— Begin RECORDS SHOWN —

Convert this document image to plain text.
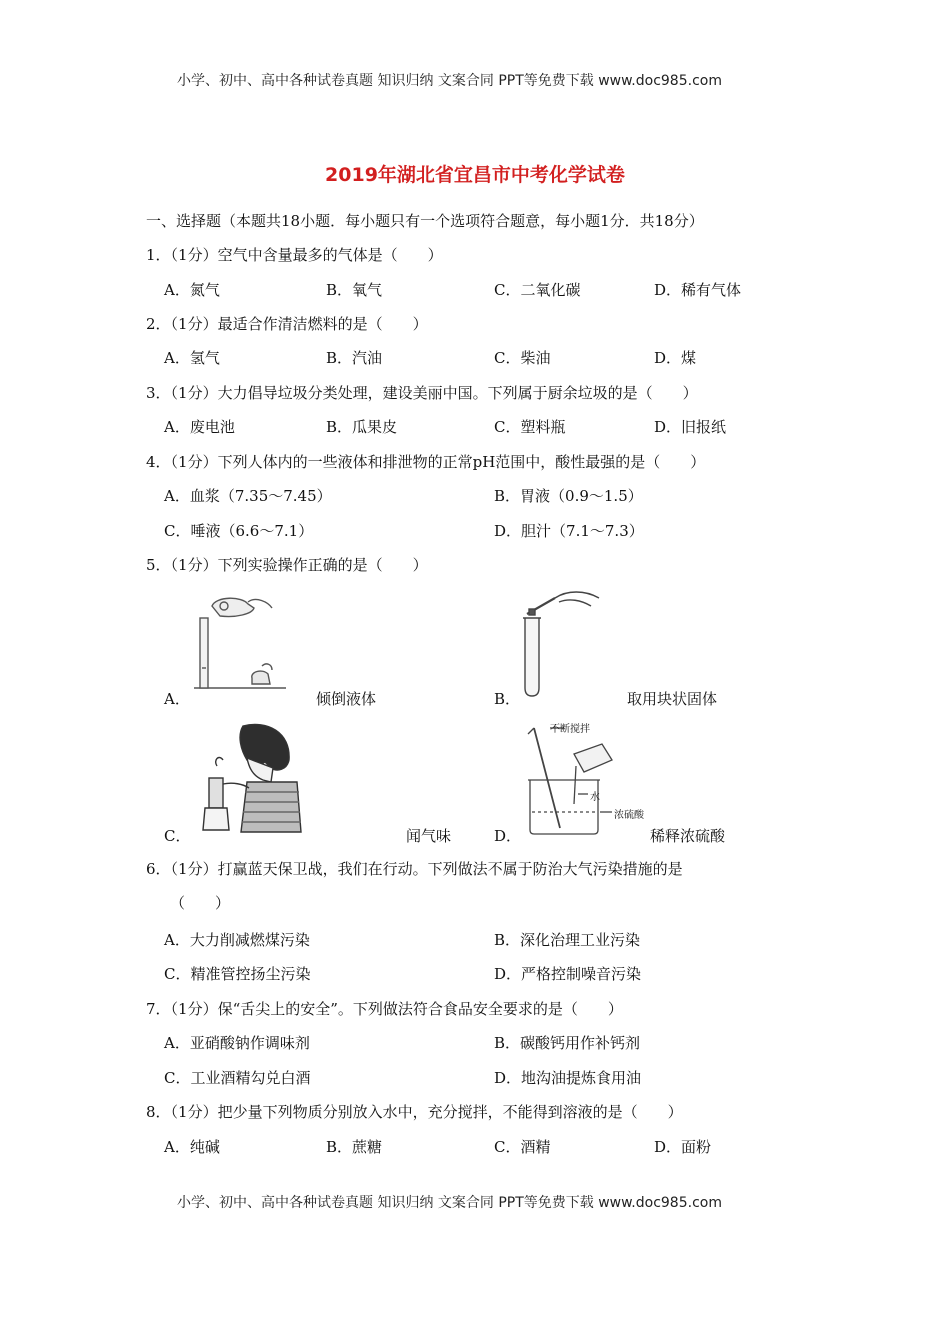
小学、初中、高中各种试卷真题 知识归纳 文案合同 PPT等免费下载 www.doc985.com
2019年湖北省宜昌市中考化学试卷
一、选择题（本题共18小题．每小题只有一个选项符合题意，每小题1分．共18分）
1．（1分）空气中含量最多的气体是（　　）
A．氮气	B．氧气	C．二氧化碳	D．稀有气体
2．（1分）最适合作清洁燃料的是（　　）
A．氢气	B．汽油	C．柴油	D．煤
3．（1分）大力倡导垃圾分类处理，建设美丽中国。下列属于厨余垃圾的是（　　）
A．废电池	B．瓜果皮	C．塑料瓶	D．旧报纸
4．（1分）下列人体内的一些液体和排泄物的正常pH范围中，酸性最强的是（　　）
A．血浆（7.35～7.45）	B．胃液（0.9～1.5）
C．唾液（6.6～7.1）	D．胆汁（7.1～7.3）
5．（1分）下列实验操作正确的是（　　）
A．	倾倒液体	B．	取用块状固体
C．	闻气味
不断搅拌
水
浓硫酸
D．	稀释浓硫酸
6．（1分）打赢蓝天保卫战，我们在行动。下列做法不属于防治大气污染措施的是
（　　）
A．大力削减燃煤污染	B．深化治理工业污染
C．精准管控扬尘污染	D．严格控制噪音污染
7．（1分）保“舌尖上的安全”。下列做法符合食品安全要求的是（　　）
A．亚硝酸钠作调味剂	B．碳酸钙用作补钙剂
C．工业酒精勾兑白酒	D．地沟油提炼食用油
8．（1分）把少量下列物质分别放入水中，充分搅拌，不能得到溶液的是（　　）
A．纯碱	B．蔗糖	C．酒精	D．面粉
小学、初中、高中各种试卷真题 知识归纳 文案合同 PPT等免费下载 www.doc985.com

— End RECORDS SHOWN —

_TASK DESCRIPTION_
Transcribe the preceding listing in its entirety and with exact wording, leaving out pictures.

_SOLUTION TO THE EXERCISE_
Convert this document image to plain text.
小学、初中、高中各种试卷真题 知识归纳 文案合同 PPT等免费下载 www.doc985.com
2019年湖北省宜昌市中考化学试卷
一、选择题（本题共18小题．每小题只有一个选项符合题意，每小题1分．共18分）
1．（1分）空气中含量最多的气体是（　　）
A．氮气	B．氧气	C．二氧化碳	D．稀有气体
2．（1分）最适合作清洁燃料的是（　　）
A．氢气	B．汽油	C．柴油	D．煤
3．（1分）大力倡导垃圾分类处理，建设美丽中国。下列属于厨余垃圾的是（　　）
A．废电池	B．瓜果皮	C．塑料瓶	D．旧报纸
4．（1分）下列人体内的一些液体和排泄物的正常pH范围中，酸性最强的是（　　）
A．血浆（7.35～7.45）	B．胃液（0.9～1.5）
C．唾液（6.6～7.1）	D．胆汁（7.1～7.3）
5．（1分）下列实验操作正确的是（　　）
A．	倾倒液体	B．	取用块状固体
C．	闻气味
不断搅拌
水
浓硫酸
D．	稀释浓硫酸
6．（1分）打赢蓝天保卫战，我们在行动。下列做法不属于防治大气污染措施的是
（　　）
A．大力削减燃煤污染	B．深化治理工业污染
C．精准管控扬尘污染	D．严格控制噪音污染
7．（1分）保“舌尖上的安全”。下列做法符合食品安全要求的是（　　）
A．亚硝酸钠作调味剂	B．碳酸钙用作补钙剂
C．工业酒精勾兑白酒	D．地沟油提炼食用油
8．（1分）把少量下列物质分别放入水中，充分搅拌，不能得到溶液的是（　　）
A．纯碱	B．蔗糖	C．酒精	D．面粉
小学、初中、高中各种试卷真题 知识归纳 文案合同 PPT等免费下载 www.doc985.com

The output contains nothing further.